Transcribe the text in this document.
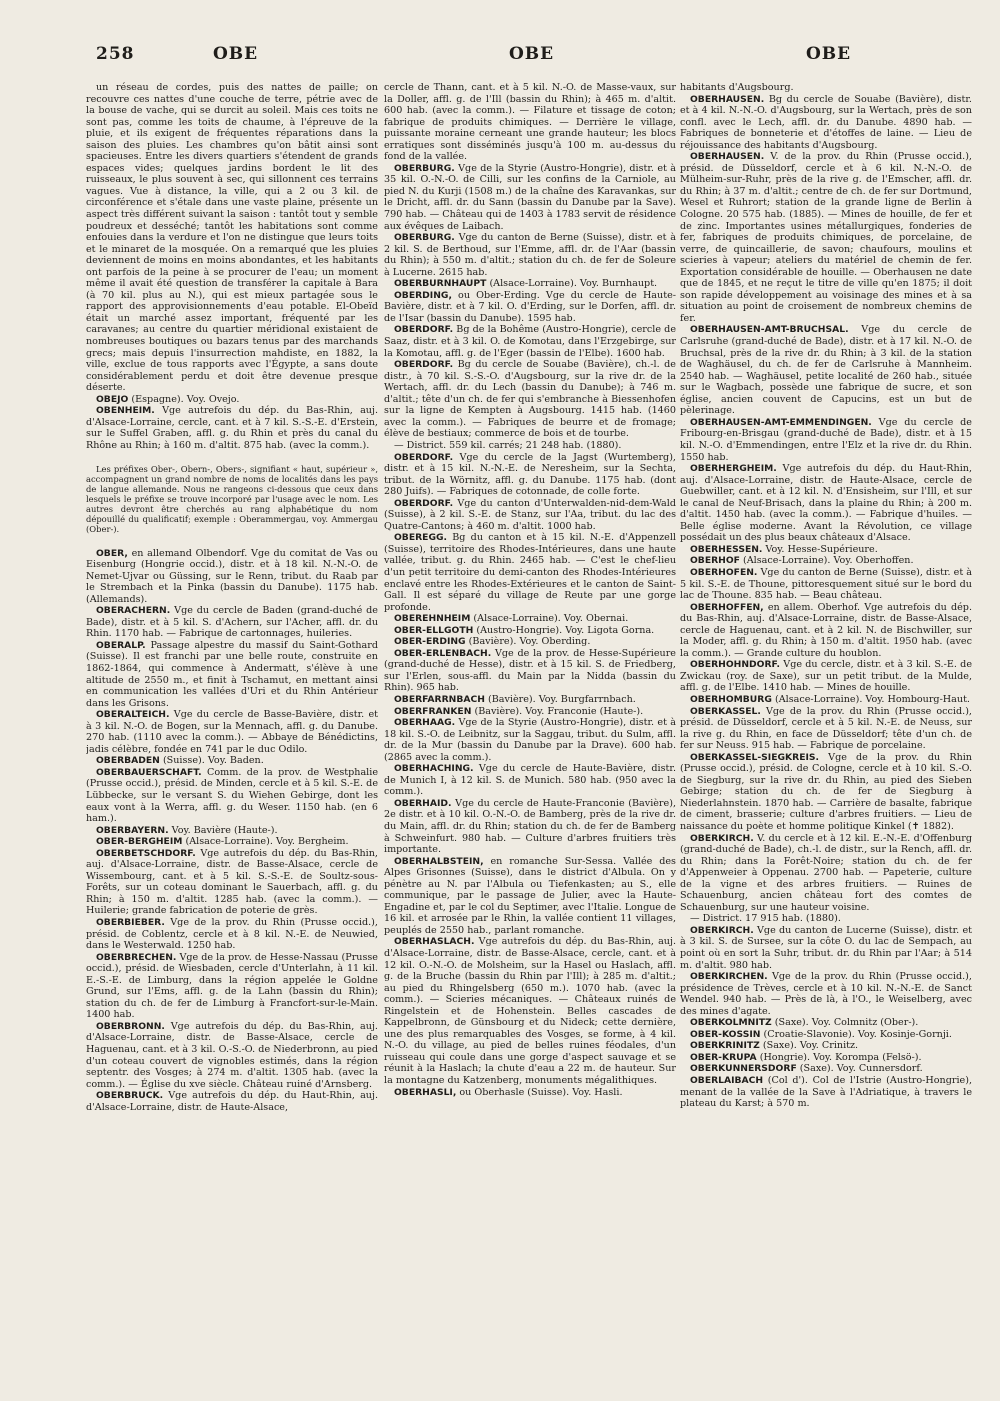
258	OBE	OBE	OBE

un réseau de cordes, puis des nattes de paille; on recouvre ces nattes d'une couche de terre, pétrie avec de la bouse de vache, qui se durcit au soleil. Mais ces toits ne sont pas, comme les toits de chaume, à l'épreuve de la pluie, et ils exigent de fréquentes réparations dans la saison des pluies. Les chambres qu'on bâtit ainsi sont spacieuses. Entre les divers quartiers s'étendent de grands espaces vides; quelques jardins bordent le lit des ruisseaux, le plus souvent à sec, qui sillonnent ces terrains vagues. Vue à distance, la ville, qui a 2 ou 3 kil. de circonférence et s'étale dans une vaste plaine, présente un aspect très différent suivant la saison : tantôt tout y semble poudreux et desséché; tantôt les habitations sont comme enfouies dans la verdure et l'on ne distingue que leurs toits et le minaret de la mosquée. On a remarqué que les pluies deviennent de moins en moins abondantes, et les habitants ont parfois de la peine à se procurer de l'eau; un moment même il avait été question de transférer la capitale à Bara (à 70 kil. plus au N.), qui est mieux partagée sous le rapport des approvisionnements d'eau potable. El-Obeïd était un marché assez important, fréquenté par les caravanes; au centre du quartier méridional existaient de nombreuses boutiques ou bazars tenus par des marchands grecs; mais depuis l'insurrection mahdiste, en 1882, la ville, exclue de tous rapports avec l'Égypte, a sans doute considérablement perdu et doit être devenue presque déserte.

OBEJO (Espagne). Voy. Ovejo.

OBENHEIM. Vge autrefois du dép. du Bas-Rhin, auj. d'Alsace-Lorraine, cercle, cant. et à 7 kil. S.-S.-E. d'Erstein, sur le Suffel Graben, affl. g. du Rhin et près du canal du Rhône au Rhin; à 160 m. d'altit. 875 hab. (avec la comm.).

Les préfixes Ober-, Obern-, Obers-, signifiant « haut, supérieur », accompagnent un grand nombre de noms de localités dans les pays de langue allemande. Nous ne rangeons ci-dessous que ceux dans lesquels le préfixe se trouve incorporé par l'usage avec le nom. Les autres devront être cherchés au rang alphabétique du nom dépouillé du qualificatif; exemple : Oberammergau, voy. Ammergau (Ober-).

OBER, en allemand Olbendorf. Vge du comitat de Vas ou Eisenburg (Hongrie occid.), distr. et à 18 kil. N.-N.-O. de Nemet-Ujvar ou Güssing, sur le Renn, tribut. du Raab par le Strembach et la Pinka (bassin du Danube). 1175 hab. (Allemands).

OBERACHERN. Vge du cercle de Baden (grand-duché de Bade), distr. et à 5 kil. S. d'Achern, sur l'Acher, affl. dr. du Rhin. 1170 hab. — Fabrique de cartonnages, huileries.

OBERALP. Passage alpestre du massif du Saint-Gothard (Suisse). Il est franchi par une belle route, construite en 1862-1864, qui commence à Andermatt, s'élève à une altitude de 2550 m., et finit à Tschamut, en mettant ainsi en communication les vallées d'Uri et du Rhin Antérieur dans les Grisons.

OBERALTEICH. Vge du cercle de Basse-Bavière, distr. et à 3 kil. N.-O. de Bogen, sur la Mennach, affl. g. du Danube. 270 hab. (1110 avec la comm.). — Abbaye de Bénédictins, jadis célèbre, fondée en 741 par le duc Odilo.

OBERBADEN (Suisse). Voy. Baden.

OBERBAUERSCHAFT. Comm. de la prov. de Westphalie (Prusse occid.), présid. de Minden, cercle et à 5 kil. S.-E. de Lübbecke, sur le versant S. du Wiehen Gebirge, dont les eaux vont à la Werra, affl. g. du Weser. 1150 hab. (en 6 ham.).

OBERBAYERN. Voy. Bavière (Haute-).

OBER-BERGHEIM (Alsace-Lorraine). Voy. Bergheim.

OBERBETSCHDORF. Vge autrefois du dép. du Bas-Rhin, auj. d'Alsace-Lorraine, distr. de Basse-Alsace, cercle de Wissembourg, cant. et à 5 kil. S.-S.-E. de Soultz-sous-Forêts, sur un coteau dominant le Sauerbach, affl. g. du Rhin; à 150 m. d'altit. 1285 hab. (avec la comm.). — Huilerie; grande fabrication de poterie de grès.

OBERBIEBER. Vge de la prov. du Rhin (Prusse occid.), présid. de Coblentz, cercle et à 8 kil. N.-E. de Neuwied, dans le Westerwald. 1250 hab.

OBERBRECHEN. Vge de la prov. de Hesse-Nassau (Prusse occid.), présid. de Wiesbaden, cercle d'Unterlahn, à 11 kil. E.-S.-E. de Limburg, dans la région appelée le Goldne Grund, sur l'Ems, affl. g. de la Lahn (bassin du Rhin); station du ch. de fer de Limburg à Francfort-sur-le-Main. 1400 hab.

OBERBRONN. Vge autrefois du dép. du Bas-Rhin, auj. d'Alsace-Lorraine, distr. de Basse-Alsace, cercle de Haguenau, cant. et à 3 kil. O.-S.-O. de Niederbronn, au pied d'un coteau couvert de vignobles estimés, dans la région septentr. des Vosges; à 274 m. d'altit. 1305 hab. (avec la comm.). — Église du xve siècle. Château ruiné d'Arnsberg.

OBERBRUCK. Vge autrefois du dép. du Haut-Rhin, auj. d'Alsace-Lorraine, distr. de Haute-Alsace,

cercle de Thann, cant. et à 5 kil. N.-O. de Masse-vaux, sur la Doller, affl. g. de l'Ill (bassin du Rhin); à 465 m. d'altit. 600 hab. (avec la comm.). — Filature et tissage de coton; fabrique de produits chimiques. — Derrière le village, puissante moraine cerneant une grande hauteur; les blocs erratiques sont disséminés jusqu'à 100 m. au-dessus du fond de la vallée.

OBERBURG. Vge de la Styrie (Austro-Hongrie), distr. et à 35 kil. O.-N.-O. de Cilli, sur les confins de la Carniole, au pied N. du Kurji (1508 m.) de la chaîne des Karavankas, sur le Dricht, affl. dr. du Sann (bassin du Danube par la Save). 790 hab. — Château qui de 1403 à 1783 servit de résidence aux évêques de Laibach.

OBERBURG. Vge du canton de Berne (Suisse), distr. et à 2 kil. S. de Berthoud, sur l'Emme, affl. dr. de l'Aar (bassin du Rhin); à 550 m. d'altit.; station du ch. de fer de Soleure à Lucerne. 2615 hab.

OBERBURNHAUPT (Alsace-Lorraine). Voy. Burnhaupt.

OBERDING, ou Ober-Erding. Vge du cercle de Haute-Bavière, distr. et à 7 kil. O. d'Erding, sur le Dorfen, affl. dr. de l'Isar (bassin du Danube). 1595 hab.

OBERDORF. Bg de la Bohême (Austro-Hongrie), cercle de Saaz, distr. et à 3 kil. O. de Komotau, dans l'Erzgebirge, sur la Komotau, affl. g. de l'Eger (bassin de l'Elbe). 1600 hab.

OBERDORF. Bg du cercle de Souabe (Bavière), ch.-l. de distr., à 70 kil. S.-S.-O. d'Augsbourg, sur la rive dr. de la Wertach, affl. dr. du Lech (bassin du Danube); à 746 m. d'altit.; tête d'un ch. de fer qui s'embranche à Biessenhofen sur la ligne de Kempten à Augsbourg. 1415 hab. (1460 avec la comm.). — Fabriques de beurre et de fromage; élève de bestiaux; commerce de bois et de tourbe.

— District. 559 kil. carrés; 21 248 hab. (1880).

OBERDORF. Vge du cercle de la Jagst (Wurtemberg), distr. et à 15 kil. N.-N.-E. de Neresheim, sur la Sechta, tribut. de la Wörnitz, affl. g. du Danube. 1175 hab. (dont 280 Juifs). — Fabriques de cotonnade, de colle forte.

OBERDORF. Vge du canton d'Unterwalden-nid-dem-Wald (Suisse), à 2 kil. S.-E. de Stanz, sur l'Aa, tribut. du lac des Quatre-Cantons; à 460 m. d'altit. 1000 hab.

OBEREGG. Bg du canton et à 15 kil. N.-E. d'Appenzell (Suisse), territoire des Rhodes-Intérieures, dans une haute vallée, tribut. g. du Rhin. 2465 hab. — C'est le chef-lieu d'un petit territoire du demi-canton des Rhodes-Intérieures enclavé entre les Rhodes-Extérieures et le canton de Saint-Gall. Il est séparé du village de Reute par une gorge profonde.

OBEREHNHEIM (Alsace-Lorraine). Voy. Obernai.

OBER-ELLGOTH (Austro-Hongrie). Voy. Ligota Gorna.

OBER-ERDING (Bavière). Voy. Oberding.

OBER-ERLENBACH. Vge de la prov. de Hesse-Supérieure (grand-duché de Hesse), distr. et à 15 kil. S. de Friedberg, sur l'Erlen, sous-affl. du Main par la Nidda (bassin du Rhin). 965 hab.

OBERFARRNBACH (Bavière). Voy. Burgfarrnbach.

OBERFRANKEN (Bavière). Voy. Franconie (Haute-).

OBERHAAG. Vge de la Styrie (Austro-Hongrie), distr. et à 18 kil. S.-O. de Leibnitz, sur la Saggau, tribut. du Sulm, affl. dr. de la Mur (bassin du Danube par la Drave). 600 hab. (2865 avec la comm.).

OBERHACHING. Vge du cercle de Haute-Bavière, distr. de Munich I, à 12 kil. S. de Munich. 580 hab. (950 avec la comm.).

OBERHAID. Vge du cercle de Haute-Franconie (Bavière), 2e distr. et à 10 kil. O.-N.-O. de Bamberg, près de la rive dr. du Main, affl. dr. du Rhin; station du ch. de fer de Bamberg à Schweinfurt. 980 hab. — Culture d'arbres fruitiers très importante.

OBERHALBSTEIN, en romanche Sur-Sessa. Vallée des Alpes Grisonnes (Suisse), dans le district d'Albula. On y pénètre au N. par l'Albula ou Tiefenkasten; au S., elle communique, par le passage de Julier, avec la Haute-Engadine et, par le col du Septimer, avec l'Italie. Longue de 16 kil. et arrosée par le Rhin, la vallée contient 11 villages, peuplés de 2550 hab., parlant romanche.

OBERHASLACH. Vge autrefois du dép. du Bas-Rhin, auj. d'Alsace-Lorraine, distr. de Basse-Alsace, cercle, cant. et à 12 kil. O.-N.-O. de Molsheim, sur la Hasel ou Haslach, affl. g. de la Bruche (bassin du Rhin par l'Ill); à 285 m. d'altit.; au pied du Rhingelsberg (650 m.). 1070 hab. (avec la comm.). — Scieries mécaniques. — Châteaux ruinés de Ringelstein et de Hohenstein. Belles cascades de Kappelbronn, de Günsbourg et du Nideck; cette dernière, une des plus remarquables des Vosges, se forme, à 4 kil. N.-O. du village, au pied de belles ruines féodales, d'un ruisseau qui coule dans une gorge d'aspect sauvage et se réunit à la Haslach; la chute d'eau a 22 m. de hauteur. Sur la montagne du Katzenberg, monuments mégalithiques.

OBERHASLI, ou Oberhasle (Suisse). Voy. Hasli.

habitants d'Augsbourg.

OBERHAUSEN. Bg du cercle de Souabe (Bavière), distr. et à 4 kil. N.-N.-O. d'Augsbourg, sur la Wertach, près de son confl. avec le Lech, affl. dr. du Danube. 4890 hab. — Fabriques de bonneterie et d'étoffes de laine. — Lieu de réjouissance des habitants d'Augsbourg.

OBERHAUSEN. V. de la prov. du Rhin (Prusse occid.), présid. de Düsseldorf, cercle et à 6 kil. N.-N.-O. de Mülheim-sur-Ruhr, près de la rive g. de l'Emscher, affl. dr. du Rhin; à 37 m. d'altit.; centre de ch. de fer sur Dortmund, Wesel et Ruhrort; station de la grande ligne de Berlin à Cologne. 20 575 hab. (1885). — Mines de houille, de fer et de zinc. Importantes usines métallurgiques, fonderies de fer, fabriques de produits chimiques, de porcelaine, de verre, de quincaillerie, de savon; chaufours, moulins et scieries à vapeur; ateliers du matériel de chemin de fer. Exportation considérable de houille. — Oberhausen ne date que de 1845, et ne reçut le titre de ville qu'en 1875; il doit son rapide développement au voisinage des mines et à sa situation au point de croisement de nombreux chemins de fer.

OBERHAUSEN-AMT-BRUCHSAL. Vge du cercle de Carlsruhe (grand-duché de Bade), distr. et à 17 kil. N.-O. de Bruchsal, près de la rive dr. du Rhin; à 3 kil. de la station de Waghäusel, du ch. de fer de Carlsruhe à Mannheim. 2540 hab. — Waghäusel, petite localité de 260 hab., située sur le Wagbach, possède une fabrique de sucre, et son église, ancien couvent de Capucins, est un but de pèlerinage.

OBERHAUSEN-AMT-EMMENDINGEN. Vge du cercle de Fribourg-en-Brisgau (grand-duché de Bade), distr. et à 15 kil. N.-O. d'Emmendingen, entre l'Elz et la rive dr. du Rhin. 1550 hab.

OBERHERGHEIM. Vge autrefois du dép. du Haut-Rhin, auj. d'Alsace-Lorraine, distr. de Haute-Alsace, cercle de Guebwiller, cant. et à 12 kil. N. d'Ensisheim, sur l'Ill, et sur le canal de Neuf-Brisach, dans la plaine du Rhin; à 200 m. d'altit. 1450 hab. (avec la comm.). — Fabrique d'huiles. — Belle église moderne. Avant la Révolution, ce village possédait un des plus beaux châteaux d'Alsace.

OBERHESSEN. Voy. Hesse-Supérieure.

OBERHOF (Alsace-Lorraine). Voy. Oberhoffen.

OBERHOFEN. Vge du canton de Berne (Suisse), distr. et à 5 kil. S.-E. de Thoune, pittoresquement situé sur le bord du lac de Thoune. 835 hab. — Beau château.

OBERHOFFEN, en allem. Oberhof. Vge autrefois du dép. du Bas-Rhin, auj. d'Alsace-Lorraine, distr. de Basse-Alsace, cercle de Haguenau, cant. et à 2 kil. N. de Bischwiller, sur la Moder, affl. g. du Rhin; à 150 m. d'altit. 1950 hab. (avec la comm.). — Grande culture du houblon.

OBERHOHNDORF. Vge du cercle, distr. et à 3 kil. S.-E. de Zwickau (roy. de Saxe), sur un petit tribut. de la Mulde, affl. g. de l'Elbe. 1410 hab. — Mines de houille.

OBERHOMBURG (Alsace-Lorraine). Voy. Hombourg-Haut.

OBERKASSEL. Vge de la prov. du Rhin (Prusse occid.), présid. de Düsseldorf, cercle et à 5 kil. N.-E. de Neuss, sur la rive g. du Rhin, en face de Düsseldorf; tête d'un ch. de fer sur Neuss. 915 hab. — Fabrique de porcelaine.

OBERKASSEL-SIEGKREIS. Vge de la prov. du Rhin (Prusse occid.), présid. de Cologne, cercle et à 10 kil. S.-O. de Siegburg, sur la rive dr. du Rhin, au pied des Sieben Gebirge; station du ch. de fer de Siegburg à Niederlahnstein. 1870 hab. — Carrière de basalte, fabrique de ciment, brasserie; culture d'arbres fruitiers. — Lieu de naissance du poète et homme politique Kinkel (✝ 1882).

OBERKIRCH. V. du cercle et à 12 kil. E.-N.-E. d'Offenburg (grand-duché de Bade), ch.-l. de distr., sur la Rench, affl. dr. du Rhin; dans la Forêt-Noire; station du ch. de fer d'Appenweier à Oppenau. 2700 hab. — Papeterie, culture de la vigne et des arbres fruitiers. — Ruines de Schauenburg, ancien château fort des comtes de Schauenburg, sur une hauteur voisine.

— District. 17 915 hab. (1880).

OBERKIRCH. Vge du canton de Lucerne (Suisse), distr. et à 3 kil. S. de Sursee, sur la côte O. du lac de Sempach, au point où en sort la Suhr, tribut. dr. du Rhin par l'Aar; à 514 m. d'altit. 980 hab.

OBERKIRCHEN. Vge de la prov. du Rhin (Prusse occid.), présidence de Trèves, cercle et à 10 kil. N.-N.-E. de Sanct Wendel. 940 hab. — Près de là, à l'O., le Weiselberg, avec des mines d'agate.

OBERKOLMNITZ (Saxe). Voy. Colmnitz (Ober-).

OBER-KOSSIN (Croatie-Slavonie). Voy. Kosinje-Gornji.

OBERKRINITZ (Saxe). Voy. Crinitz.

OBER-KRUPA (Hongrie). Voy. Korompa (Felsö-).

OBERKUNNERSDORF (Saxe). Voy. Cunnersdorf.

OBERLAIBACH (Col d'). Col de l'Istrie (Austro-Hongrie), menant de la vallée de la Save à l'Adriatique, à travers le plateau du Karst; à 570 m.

★ ★ ★

▶ _Exercise directions_
Show the lines that mention the word "Augsbourg".

▶ _Correct answer_
OBERDORF. Bg du cercle de Souabe (Bavière), ch.-l. de distr., à 70 kil. S.-S.-O. d'Augsbourg, sur la rive dr. de la Wertach, affl. dr. du Lech (bassin du Danube); à 746 m. d'altit.; tête d'un ch. de fer qui s'embranche à Biessenhofen sur la ligne de Kempten à Augsbourg. 1415 hab. (1460 avec la comm.). — Fabriques de beurre et de fromage; élève de bestiaux; commerce de bois et de tourbe.
habitants d'Augsbourg.
OBERHAUSEN. Bg du cercle de Souabe (Bavière), distr. et à 4 kil. N.-N.-O. d'Augsbourg, sur la Wertach, près de son confl. avec le Lech, affl. dr. du Danube. 4890 hab. — Fabriques de bonneterie et d'étoffes de laine. — Lieu de réjouissance des habitants d'Augsbourg.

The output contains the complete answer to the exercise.